##### Data shown

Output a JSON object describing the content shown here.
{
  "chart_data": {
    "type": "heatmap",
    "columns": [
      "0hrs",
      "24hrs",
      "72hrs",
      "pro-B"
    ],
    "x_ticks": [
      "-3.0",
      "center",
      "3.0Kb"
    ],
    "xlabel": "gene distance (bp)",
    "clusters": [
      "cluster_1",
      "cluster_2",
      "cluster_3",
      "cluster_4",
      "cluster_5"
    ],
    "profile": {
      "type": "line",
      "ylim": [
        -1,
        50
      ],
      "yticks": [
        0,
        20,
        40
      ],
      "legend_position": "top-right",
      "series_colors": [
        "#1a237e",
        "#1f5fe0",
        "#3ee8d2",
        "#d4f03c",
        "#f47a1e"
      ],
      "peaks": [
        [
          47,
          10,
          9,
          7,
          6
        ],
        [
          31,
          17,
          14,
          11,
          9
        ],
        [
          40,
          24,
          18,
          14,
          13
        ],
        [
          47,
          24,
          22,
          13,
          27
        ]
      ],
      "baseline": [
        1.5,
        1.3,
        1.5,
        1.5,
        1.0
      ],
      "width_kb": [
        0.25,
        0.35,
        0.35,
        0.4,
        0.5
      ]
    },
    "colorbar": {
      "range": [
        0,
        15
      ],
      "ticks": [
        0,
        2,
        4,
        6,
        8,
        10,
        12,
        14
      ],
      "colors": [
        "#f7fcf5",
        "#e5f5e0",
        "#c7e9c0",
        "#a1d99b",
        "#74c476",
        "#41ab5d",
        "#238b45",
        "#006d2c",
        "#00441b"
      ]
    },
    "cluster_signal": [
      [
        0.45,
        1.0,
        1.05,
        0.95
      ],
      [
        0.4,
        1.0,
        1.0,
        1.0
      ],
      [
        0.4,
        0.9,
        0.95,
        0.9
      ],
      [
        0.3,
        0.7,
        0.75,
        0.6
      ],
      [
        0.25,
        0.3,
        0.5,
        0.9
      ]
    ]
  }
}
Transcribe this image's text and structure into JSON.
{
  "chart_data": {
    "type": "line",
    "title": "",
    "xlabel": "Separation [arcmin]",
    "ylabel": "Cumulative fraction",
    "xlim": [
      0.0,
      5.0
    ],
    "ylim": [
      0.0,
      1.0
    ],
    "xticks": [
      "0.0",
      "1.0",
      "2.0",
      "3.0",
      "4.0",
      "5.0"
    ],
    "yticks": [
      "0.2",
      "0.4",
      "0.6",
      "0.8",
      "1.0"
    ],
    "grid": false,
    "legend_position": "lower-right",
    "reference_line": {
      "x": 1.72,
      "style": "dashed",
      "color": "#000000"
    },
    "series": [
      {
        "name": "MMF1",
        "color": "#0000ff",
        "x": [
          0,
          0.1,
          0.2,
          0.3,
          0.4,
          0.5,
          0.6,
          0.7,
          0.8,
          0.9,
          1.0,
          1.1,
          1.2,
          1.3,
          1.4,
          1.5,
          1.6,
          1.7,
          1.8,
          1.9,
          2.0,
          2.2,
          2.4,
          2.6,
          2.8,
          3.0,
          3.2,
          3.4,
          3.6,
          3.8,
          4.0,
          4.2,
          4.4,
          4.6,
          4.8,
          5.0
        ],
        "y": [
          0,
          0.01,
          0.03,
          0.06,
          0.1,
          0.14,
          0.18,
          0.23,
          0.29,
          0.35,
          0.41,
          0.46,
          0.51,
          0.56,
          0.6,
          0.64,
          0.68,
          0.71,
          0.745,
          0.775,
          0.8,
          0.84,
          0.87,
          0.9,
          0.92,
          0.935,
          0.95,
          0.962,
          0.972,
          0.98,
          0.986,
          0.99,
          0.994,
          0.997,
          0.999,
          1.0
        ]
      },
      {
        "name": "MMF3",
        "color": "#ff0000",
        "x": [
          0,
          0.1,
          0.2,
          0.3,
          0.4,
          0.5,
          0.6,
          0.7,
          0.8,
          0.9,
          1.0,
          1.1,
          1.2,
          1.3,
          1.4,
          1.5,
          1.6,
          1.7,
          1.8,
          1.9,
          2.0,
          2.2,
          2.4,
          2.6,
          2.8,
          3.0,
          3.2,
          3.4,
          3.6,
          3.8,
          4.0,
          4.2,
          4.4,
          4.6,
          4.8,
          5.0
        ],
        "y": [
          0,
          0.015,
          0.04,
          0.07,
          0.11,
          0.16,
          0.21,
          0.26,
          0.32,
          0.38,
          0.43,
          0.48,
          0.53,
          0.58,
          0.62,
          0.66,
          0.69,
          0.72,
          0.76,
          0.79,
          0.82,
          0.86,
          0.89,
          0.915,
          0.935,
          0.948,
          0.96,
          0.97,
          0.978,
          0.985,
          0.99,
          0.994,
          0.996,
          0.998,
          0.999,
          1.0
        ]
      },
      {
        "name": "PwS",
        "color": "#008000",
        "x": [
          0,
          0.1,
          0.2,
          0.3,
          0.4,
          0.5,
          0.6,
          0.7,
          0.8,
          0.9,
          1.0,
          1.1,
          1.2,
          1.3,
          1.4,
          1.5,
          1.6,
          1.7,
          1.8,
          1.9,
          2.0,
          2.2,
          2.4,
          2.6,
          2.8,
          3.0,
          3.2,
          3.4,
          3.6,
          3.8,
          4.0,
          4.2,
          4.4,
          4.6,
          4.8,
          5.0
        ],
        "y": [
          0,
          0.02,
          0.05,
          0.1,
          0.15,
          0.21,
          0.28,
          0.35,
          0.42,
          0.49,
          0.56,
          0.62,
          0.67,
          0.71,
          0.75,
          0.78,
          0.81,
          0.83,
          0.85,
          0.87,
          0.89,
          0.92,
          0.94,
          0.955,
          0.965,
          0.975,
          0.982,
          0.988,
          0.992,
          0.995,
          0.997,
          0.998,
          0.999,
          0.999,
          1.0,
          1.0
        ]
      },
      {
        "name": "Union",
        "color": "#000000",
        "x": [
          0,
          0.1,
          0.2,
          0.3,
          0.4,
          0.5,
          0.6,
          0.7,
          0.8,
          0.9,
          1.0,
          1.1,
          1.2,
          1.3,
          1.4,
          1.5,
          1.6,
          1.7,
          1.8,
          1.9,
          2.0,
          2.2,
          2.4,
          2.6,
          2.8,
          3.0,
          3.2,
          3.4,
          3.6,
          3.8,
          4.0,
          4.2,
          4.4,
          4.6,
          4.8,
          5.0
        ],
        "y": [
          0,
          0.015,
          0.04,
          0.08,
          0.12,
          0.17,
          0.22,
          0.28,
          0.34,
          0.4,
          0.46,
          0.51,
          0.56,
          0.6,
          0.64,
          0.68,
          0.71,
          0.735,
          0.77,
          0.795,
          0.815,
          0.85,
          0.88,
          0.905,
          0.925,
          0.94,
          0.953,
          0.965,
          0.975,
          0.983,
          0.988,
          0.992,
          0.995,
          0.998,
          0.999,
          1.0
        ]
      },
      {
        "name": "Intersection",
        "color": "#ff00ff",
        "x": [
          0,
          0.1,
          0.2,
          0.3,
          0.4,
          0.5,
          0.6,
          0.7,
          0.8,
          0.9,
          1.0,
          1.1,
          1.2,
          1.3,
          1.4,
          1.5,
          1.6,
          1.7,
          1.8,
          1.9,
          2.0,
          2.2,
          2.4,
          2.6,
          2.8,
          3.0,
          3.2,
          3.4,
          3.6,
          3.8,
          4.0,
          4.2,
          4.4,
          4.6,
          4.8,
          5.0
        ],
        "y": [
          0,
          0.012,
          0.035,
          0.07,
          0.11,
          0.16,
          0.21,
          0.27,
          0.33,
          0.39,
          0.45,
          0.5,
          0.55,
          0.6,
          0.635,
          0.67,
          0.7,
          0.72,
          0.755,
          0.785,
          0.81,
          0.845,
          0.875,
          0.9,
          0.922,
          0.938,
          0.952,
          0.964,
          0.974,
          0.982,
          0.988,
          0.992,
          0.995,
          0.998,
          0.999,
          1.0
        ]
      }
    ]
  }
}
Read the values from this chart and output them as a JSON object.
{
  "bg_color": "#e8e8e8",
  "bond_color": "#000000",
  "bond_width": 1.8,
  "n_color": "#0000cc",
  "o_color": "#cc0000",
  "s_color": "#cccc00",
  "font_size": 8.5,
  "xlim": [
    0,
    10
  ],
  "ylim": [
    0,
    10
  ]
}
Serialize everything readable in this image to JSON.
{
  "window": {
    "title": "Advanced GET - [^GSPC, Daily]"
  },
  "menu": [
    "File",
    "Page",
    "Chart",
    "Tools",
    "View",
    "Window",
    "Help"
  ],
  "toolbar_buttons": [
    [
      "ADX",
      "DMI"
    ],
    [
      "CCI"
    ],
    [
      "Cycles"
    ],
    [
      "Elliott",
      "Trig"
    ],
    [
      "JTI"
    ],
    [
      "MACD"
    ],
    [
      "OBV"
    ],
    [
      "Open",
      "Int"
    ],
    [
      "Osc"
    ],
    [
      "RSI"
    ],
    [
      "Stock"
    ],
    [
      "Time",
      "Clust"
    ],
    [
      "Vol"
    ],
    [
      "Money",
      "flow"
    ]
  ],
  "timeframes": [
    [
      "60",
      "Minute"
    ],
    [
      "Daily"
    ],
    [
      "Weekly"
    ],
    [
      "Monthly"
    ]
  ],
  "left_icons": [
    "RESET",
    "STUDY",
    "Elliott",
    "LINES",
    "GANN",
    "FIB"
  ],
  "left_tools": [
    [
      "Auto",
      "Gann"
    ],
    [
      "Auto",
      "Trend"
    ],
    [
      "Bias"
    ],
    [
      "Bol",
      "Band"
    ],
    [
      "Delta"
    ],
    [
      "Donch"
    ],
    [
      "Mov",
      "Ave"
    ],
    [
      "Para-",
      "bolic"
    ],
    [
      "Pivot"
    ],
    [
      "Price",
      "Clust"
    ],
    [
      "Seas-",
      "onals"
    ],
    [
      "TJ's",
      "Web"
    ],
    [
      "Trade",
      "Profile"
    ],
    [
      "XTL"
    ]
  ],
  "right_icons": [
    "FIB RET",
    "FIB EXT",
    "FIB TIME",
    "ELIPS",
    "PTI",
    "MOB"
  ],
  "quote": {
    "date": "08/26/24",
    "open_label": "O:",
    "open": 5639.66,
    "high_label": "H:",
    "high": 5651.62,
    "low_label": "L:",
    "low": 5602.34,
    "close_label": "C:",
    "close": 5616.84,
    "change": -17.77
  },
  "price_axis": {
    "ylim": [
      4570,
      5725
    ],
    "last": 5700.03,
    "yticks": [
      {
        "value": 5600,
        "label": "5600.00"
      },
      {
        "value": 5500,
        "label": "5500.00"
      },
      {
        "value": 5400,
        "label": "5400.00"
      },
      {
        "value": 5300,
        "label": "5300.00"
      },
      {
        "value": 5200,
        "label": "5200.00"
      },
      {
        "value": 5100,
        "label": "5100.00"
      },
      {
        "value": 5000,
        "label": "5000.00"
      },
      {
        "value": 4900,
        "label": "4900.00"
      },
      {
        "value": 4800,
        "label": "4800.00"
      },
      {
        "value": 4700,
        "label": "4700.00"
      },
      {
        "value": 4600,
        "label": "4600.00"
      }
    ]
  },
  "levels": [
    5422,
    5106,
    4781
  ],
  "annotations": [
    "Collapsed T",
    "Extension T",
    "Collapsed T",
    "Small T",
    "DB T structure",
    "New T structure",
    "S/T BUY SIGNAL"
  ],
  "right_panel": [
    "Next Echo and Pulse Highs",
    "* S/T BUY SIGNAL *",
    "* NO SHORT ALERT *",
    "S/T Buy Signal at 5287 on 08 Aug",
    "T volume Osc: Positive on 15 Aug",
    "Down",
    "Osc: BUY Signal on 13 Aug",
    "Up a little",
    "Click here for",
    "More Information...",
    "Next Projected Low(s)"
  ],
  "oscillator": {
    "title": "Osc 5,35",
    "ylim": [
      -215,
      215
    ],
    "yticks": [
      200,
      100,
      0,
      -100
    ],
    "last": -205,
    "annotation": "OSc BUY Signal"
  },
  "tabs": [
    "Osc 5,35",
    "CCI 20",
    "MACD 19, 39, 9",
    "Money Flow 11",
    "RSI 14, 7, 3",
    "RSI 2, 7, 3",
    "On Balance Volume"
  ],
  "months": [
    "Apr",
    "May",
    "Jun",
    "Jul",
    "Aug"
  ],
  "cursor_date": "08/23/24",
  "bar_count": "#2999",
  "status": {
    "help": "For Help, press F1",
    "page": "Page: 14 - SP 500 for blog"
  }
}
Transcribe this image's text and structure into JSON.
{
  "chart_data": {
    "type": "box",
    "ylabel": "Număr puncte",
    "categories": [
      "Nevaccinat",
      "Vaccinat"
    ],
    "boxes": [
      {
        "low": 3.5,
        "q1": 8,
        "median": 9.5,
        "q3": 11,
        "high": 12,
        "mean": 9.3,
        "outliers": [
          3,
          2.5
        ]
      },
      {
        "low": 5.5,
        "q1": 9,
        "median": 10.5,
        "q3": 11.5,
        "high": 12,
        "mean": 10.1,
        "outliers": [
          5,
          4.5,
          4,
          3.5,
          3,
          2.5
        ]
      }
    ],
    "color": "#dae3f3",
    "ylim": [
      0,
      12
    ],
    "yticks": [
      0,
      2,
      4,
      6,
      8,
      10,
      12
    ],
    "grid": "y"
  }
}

##########

■ What the task requires
Pull out every line in the material above where "object" occurs.

■ Task answer
Output a JSON object describing the content shown here.
Read the values from this chart and output them as a JSON object.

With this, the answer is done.